AIM: Copy nothing but the lines from the one containing "Read all visible content and emit it as JSON." through the last line of the records, repeated exactly and without pictures.

INPUT MATERIAL:

━━━━━━━━━━━━━━━━

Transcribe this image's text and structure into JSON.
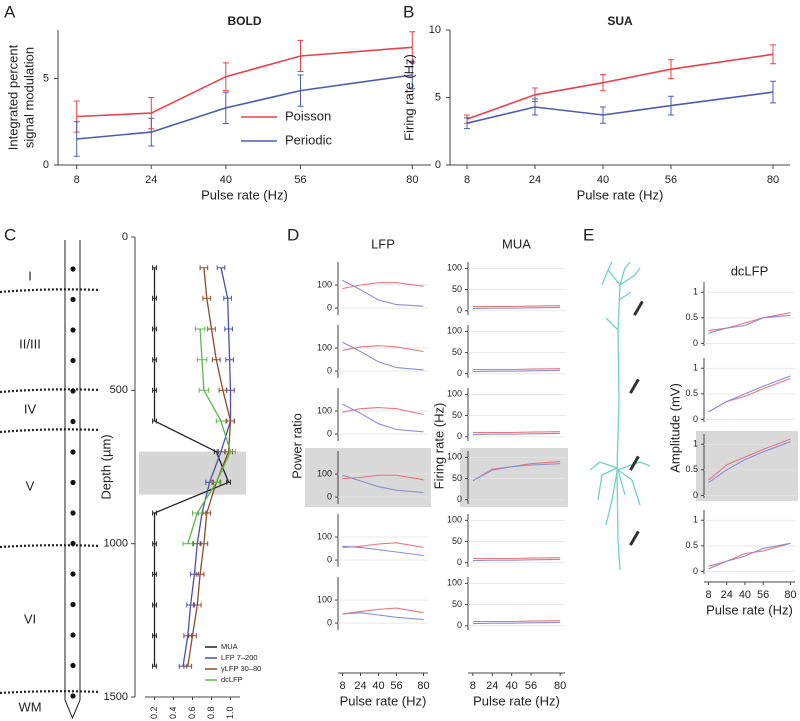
{
  "panel_labels": [
    "A",
    "B",
    "C",
    "D",
    "E"
  ],
  "cortical_layers": [
    "I",
    "II/III",
    "IV",
    "V",
    "VI",
    "WM"
  ],
  "chart_data": [
    {
      "type": "line",
      "title": "BOLD",
      "x_label": "Pulse rate (Hz)",
      "y_label": [
        "Integrated percent",
        "signal modulation"
      ],
      "x": [
        8,
        24,
        40,
        56,
        80
      ],
      "xlim": [
        4,
        84
      ],
      "xticks": [
        8,
        24,
        40,
        56,
        80
      ],
      "ylim": [
        0,
        7.8
      ],
      "yticks": [
        0,
        5
      ],
      "legend": "lower right",
      "series": [
        {
          "name": "Poisson",
          "color": "#e8434b",
          "values": [
            2.8,
            3.0,
            5.1,
            6.3,
            6.8
          ],
          "errors": [
            0.9,
            0.9,
            0.8,
            0.9,
            0.9
          ]
        },
        {
          "name": "Periodic",
          "color": "#4d5bb0",
          "values": [
            1.5,
            1.9,
            3.3,
            4.3,
            5.2
          ],
          "errors": [
            1.0,
            0.8,
            0.9,
            0.9,
            0.8
          ]
        }
      ]
    },
    {
      "type": "line",
      "title": "SUA",
      "x_label": "Pulse rate (Hz)",
      "y_label": "Firing rate (Hz)",
      "x": [
        8,
        24,
        40,
        56,
        80
      ],
      "xlim": [
        4,
        84
      ],
      "xticks": [
        8,
        24,
        40,
        56,
        80
      ],
      "ylim": [
        0,
        10
      ],
      "yticks": [
        0,
        5,
        10
      ],
      "series": [
        {
          "color": "#e8434b",
          "values": [
            3.4,
            5.2,
            6.1,
            7.1,
            8.2
          ],
          "errors": [
            0.3,
            0.5,
            0.6,
            0.7,
            0.7
          ]
        },
        {
          "color": "#4d5bb0",
          "values": [
            3.1,
            4.3,
            3.7,
            4.4,
            5.4
          ],
          "errors": [
            0.4,
            0.6,
            0.6,
            0.7,
            0.8
          ]
        }
      ]
    },
    {
      "type": "line",
      "orientation": "horizontal",
      "y_label": "Depth (µm)",
      "y_inverted": true,
      "y": [
        100,
        200,
        300,
        400,
        500,
        600,
        700,
        800,
        900,
        1000,
        1100,
        1200,
        1300,
        1400
      ],
      "ylim": [
        0,
        1500
      ],
      "yticks": [
        0,
        500,
        1000,
        1500
      ],
      "xlim": [
        0.1,
        1.1
      ],
      "xticks": [
        0.2,
        0.4,
        0.6,
        0.8,
        {
          "value": 1,
          "label": "1.0"
        }
      ],
      "highlight_ylim": [
        700,
        840
      ],
      "legend": "lower right",
      "series": [
        {
          "name": "MUA",
          "color": "#222222",
          "error": 0.02,
          "values": [
            0.2,
            0.2,
            0.2,
            0.2,
            0.2,
            0.2,
            0.85,
            0.98,
            0.2,
            0.2,
            0.2,
            0.2,
            0.2,
            0.2
          ]
        },
        {
          "name": "LFP 7–200",
          "color": "#4b4fa8",
          "error": 0.04,
          "values": [
            0.9,
            0.97,
            0.98,
            0.99,
            1.0,
            1.0,
            0.9,
            0.78,
            0.7,
            0.65,
            0.62,
            0.58,
            0.55,
            0.5
          ]
        },
        {
          "name": "γLFP 30–80",
          "color": "#8b4a2b",
          "error": 0.04,
          "values": [
            0.72,
            0.75,
            0.8,
            0.85,
            0.92,
            1.0,
            0.98,
            0.85,
            0.75,
            0.72,
            0.68,
            0.65,
            0.6,
            0.55
          ]
        },
        {
          "name": "dcLFP",
          "color": "#5ab84a",
          "error": 0.05,
          "values": [
            null,
            null,
            0.68,
            0.7,
            0.72,
            0.9,
            1.0,
            0.85,
            0.65,
            0.55,
            null,
            null,
            null,
            null
          ]
        }
      ]
    },
    {
      "type": "line",
      "title": "LFP",
      "x_label": "Pulse rate (Hz)",
      "y_label": "Power ratio",
      "x": [
        8,
        24,
        40,
        56,
        80
      ],
      "xlim": [
        4,
        84
      ],
      "xticks": [
        8,
        24,
        40,
        56,
        80
      ],
      "ylim": [
        -30,
        200
      ],
      "yticks": [
        0,
        100
      ],
      "panels": [
        {
          "series": [
            {
              "color": "#e8777d",
              "values": [
                85,
                100,
                110,
                110,
                95
              ]
            },
            {
              "color": "#8a90d4",
              "values": [
                120,
                80,
                35,
                15,
                8
              ]
            }
          ]
        },
        {
          "series": [
            {
              "color": "#e8777d",
              "values": [
                90,
                105,
                110,
                105,
                85
              ]
            },
            {
              "color": "#8a90d4",
              "values": [
                125,
                85,
                40,
                15,
                5
              ]
            }
          ]
        },
        {
          "series": [
            {
              "color": "#e8777d",
              "values": [
                95,
                110,
                115,
                110,
                85
              ]
            },
            {
              "color": "#8a90d4",
              "values": [
                130,
                90,
                45,
                20,
                10
              ]
            }
          ]
        },
        {
          "highlight": true,
          "series": [
            {
              "color": "#e8777d",
              "values": [
                80,
                85,
                95,
                95,
                75
              ]
            },
            {
              "color": "#8a90d4",
              "values": [
                95,
                70,
                45,
                30,
                20
              ]
            }
          ]
        },
        {
          "series": [
            {
              "color": "#e8777d",
              "values": [
                55,
                60,
                70,
                75,
                55
              ]
            },
            {
              "color": "#8a90d4",
              "values": [
                60,
                55,
                45,
                35,
                20
              ]
            }
          ]
        },
        {
          "series": [
            {
              "color": "#e8777d",
              "values": [
                40,
                50,
                60,
                65,
                45
              ]
            },
            {
              "color": "#8a90d4",
              "values": [
                40,
                45,
                35,
                25,
                15
              ]
            }
          ]
        }
      ]
    },
    {
      "type": "line",
      "title": "MUA",
      "x_label": "Pulse rate (Hz)",
      "y_label": "Firing rate (Hz)",
      "x": [
        8,
        24,
        40,
        56,
        80
      ],
      "xlim": [
        4,
        84
      ],
      "xticks": [
        8,
        24,
        40,
        56,
        80
      ],
      "ylim": [
        -10,
        115
      ],
      "yticks": [
        0,
        50,
        100
      ],
      "panels": [
        {
          "series": [
            {
              "color": "#e8777d",
              "values": [
                10,
                10,
                10,
                11,
                12
              ]
            },
            {
              "color": "#8a90d4",
              "values": [
                5,
                6,
                6,
                7,
                8
              ]
            }
          ]
        },
        {
          "series": [
            {
              "color": "#e8777d",
              "values": [
                10,
                10,
                10,
                11,
                12
              ]
            },
            {
              "color": "#8a90d4",
              "values": [
                5,
                6,
                6,
                7,
                8
              ]
            }
          ]
        },
        {
          "series": [
            {
              "color": "#e8777d",
              "values": [
                10,
                10,
                10,
                11,
                12
              ]
            },
            {
              "color": "#8a90d4",
              "values": [
                5,
                6,
                6,
                7,
                8
              ]
            }
          ]
        },
        {
          "highlight": true,
          "series": [
            {
              "color": "#e8777d",
              "values": [
                45,
                72,
                78,
                85,
                90
              ]
            },
            {
              "color": "#8a90d4",
              "values": [
                45,
                70,
                78,
                82,
                85
              ]
            }
          ]
        },
        {
          "series": [
            {
              "color": "#e8777d",
              "values": [
                10,
                10,
                10,
                11,
                12
              ]
            },
            {
              "color": "#8a90d4",
              "values": [
                5,
                6,
                6,
                7,
                8
              ]
            }
          ]
        },
        {
          "series": [
            {
              "color": "#e8777d",
              "values": [
                10,
                10,
                10,
                11,
                12
              ]
            },
            {
              "color": "#8a90d4",
              "values": [
                5,
                6,
                6,
                7,
                8
              ]
            }
          ]
        }
      ]
    },
    {
      "type": "line",
      "title": "dcLFP",
      "x_label": "Pulse rate (Hz)",
      "y_label": "Amplitude (mV)",
      "x": [
        8,
        24,
        40,
        56,
        80
      ],
      "xlim": [
        4,
        84
      ],
      "xticks": [
        8,
        24,
        40,
        56,
        80
      ],
      "ylim": [
        -0.05,
        1.2
      ],
      "yticks": [
        0,
        0.5,
        1
      ],
      "panels": [
        {
          "series": [
            {
              "color": "#e8777d",
              "values": [
                0.25,
                0.3,
                0.4,
                0.5,
                0.6
              ]
            },
            {
              "color": "#8a90d4",
              "values": [
                0.2,
                0.3,
                0.35,
                0.5,
                0.55
              ]
            }
          ]
        },
        {
          "series": [
            {
              "color": "#e8777d",
              "values": [
                0.15,
                0.35,
                0.45,
                0.6,
                0.8
              ]
            },
            {
              "color": "#8a90d4",
              "values": [
                0.15,
                0.35,
                0.5,
                0.65,
                0.85
              ]
            }
          ]
        },
        {
          "highlight": true,
          "series": [
            {
              "color": "#e8777d",
              "values": [
                0.3,
                0.6,
                0.75,
                0.9,
                1.1
              ]
            },
            {
              "color": "#8a90d4",
              "values": [
                0.25,
                0.5,
                0.7,
                0.85,
                1.05
              ]
            }
          ]
        },
        {
          "series": [
            {
              "color": "#e8777d",
              "values": [
                0.1,
                0.2,
                0.35,
                0.4,
                0.55
              ]
            },
            {
              "color": "#8a90d4",
              "values": [
                0.05,
                0.2,
                0.3,
                0.45,
                0.55
              ]
            }
          ]
        }
      ]
    }
  ]
}
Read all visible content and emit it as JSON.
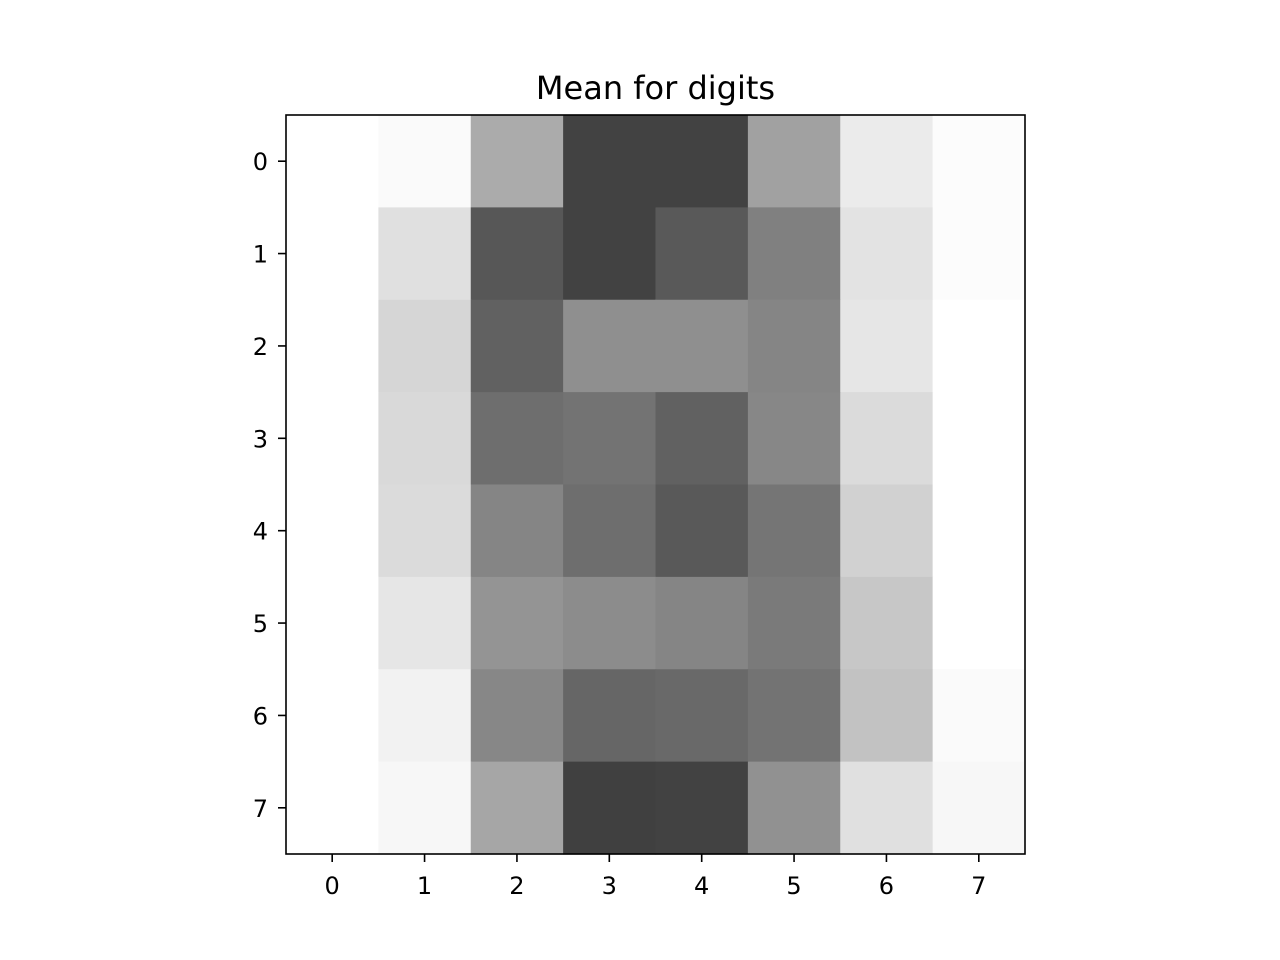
{
  "chart_data": {
    "type": "heatmap",
    "title": "Mean for digits",
    "xlabel": "",
    "ylabel": "",
    "x_ticks": [
      "0",
      "1",
      "2",
      "3",
      "4",
      "5",
      "6",
      "7"
    ],
    "y_ticks": [
      "0",
      "1",
      "2",
      "3",
      "4",
      "5",
      "6",
      "7"
    ],
    "colormap": "gray_r",
    "value_range": [
      0,
      1
    ],
    "values": [
      [
        0.0,
        0.02,
        0.33,
        0.74,
        0.74,
        0.37,
        0.08,
        0.01
      ],
      [
        0.0,
        0.12,
        0.66,
        0.74,
        0.65,
        0.5,
        0.11,
        0.01
      ],
      [
        0.0,
        0.16,
        0.62,
        0.44,
        0.44,
        0.48,
        0.1,
        0.0
      ],
      [
        0.0,
        0.15,
        0.57,
        0.55,
        0.62,
        0.47,
        0.14,
        0.0
      ],
      [
        0.0,
        0.14,
        0.48,
        0.57,
        0.65,
        0.54,
        0.18,
        0.0
      ],
      [
        0.0,
        0.1,
        0.42,
        0.45,
        0.48,
        0.52,
        0.22,
        0.0
      ],
      [
        0.0,
        0.05,
        0.47,
        0.6,
        0.59,
        0.55,
        0.24,
        0.02
      ],
      [
        0.0,
        0.03,
        0.35,
        0.75,
        0.74,
        0.43,
        0.12,
        0.03
      ]
    ],
    "grid": false,
    "legend": "none"
  }
}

━━━━━━━━━━━━━━━━

OUTPUT FOR THIS TASK:
Read all visible content and emit it as JSON.
{
  "chart_data": {
    "type": "heatmap",
    "title": "Mean for digits",
    "xlabel": "",
    "ylabel": "",
    "x_ticks": [
      "0",
      "1",
      "2",
      "3",
      "4",
      "5",
      "6",
      "7"
    ],
    "y_ticks": [
      "0",
      "1",
      "2",
      "3",
      "4",
      "5",
      "6",
      "7"
    ],
    "colormap": "gray_r",
    "value_range": [
      0,
      1
    ],
    "values": [
      [
        0.0,
        0.02,
        0.33,
        0.74,
        0.74,
        0.37,
        0.08,
        0.01
      ],
      [
        0.0,
        0.12,
        0.66,
        0.74,
        0.65,
        0.5,
        0.11,
        0.01
      ],
      [
        0.0,
        0.16,
        0.62,
        0.44,
        0.44,
        0.48,
        0.1,
        0.0
      ],
      [
        0.0,
        0.15,
        0.57,
        0.55,
        0.62,
        0.47,
        0.14,
        0.0
      ],
      [
        0.0,
        0.14,
        0.48,
        0.57,
        0.65,
        0.54,
        0.18,
        0.0
      ],
      [
        0.0,
        0.1,
        0.42,
        0.45,
        0.48,
        0.52,
        0.22,
        0.0
      ],
      [
        0.0,
        0.05,
        0.47,
        0.6,
        0.59,
        0.55,
        0.24,
        0.02
      ],
      [
        0.0,
        0.03,
        0.35,
        0.75,
        0.74,
        0.43,
        0.12,
        0.03
      ]
    ],
    "grid": false,
    "legend": "none"
  }
}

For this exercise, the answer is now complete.